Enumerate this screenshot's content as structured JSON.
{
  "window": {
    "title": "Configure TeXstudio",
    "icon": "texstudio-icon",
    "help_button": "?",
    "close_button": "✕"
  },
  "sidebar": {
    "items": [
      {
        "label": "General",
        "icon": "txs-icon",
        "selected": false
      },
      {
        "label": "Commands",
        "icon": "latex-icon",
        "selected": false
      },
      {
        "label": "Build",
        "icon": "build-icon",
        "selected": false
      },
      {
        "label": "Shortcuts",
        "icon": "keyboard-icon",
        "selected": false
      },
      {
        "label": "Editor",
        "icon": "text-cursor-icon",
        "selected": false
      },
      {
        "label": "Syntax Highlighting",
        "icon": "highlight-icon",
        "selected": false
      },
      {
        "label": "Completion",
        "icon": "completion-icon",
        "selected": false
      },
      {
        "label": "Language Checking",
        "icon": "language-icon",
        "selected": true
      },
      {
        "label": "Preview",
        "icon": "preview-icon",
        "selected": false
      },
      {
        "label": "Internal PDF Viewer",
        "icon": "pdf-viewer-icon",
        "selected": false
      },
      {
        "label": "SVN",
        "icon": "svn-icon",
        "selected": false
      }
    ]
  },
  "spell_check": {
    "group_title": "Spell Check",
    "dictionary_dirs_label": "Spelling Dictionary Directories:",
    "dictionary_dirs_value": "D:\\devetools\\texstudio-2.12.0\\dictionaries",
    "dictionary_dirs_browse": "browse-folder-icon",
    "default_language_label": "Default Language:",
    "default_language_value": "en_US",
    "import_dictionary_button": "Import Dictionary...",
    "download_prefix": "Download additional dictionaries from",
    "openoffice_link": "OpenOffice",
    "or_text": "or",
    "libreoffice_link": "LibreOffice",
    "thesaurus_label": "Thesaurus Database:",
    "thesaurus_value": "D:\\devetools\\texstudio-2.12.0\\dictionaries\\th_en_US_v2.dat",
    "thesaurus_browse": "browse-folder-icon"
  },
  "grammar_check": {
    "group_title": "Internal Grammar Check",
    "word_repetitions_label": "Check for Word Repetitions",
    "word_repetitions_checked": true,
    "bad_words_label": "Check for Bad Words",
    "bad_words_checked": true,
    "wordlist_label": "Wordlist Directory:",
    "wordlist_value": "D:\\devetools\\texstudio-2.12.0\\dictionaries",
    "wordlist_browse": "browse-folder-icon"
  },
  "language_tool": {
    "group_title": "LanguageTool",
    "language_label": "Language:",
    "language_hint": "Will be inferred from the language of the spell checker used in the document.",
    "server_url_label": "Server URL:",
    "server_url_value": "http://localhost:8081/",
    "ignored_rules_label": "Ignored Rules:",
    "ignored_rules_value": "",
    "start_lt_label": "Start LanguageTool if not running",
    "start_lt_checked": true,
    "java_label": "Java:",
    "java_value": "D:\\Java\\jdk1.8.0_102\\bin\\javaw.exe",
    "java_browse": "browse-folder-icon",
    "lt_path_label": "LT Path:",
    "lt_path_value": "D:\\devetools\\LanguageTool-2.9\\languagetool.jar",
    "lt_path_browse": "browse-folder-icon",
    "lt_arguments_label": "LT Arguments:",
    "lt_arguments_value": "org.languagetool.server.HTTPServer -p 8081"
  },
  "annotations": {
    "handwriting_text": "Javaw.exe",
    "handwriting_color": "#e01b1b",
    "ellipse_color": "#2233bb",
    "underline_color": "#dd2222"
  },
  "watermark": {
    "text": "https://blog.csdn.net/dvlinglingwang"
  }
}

TASK TO CARRY OUT = The records above should be returned exactly.

SOLUTION FOR THIS TASK =
Enumerate this screenshot's content as structured JSON.
{
  "window": {
    "title": "Configure TeXstudio",
    "icon": "texstudio-icon",
    "help_button": "?",
    "close_button": "✕"
  },
  "sidebar": {
    "items": [
      {
        "label": "General",
        "icon": "txs-icon",
        "selected": false
      },
      {
        "label": "Commands",
        "icon": "latex-icon",
        "selected": false
      },
      {
        "label": "Build",
        "icon": "build-icon",
        "selected": false
      },
      {
        "label": "Shortcuts",
        "icon": "keyboard-icon",
        "selected": false
      },
      {
        "label": "Editor",
        "icon": "text-cursor-icon",
        "selected": false
      },
      {
        "label": "Syntax Highlighting",
        "icon": "highlight-icon",
        "selected": false
      },
      {
        "label": "Completion",
        "icon": "completion-icon",
        "selected": false
      },
      {
        "label": "Language Checking",
        "icon": "language-icon",
        "selected": true
      },
      {
        "label": "Preview",
        "icon": "preview-icon",
        "selected": false
      },
      {
        "label": "Internal PDF Viewer",
        "icon": "pdf-viewer-icon",
        "selected": false
      },
      {
        "label": "SVN",
        "icon": "svn-icon",
        "selected": false
      }
    ]
  },
  "spell_check": {
    "group_title": "Spell Check",
    "dictionary_dirs_label": "Spelling Dictionary Directories:",
    "dictionary_dirs_value": "D:\\devetools\\texstudio-2.12.0\\dictionaries",
    "dictionary_dirs_browse": "browse-folder-icon",
    "default_language_label": "Default Language:",
    "default_language_value": "en_US",
    "import_dictionary_button": "Import Dictionary...",
    "download_prefix": "Download additional dictionaries from",
    "openoffice_link": "OpenOffice",
    "or_text": "or",
    "libreoffice_link": "LibreOffice",
    "thesaurus_label": "Thesaurus Database:",
    "thesaurus_value": "D:\\devetools\\texstudio-2.12.0\\dictionaries\\th_en_US_v2.dat",
    "thesaurus_browse": "browse-folder-icon"
  },
  "grammar_check": {
    "group_title": "Internal Grammar Check",
    "word_repetitions_label": "Check for Word Repetitions",
    "word_repetitions_checked": true,
    "bad_words_label": "Check for Bad Words",
    "bad_words_checked": true,
    "wordlist_label": "Wordlist Directory:",
    "wordlist_value": "D:\\devetools\\texstudio-2.12.0\\dictionaries",
    "wordlist_browse": "browse-folder-icon"
  },
  "language_tool": {
    "group_title": "LanguageTool",
    "language_label": "Language:",
    "language_hint": "Will be inferred from the language of the spell checker used in the document.",
    "server_url_label": "Server URL:",
    "server_url_value": "http://localhost:8081/",
    "ignored_rules_label": "Ignored Rules:",
    "ignored_rules_value": "",
    "start_lt_label": "Start LanguageTool if not running",
    "start_lt_checked": true,
    "java_label": "Java:",
    "java_value": "D:\\Java\\jdk1.8.0_102\\bin\\javaw.exe",
    "java_browse": "browse-folder-icon",
    "lt_path_label": "LT Path:",
    "lt_path_value": "D:\\devetools\\LanguageTool-2.9\\languagetool.jar",
    "lt_path_browse": "browse-folder-icon",
    "lt_arguments_label": "LT Arguments:",
    "lt_arguments_value": "org.languagetool.server.HTTPServer -p 8081"
  },
  "annotations": {
    "handwriting_text": "Javaw.exe",
    "handwriting_color": "#e01b1b",
    "ellipse_color": "#2233bb",
    "underline_color": "#dd2222"
  },
  "watermark": {
    "text": "https://blog.csdn.net/dvlinglingwang"
  }
}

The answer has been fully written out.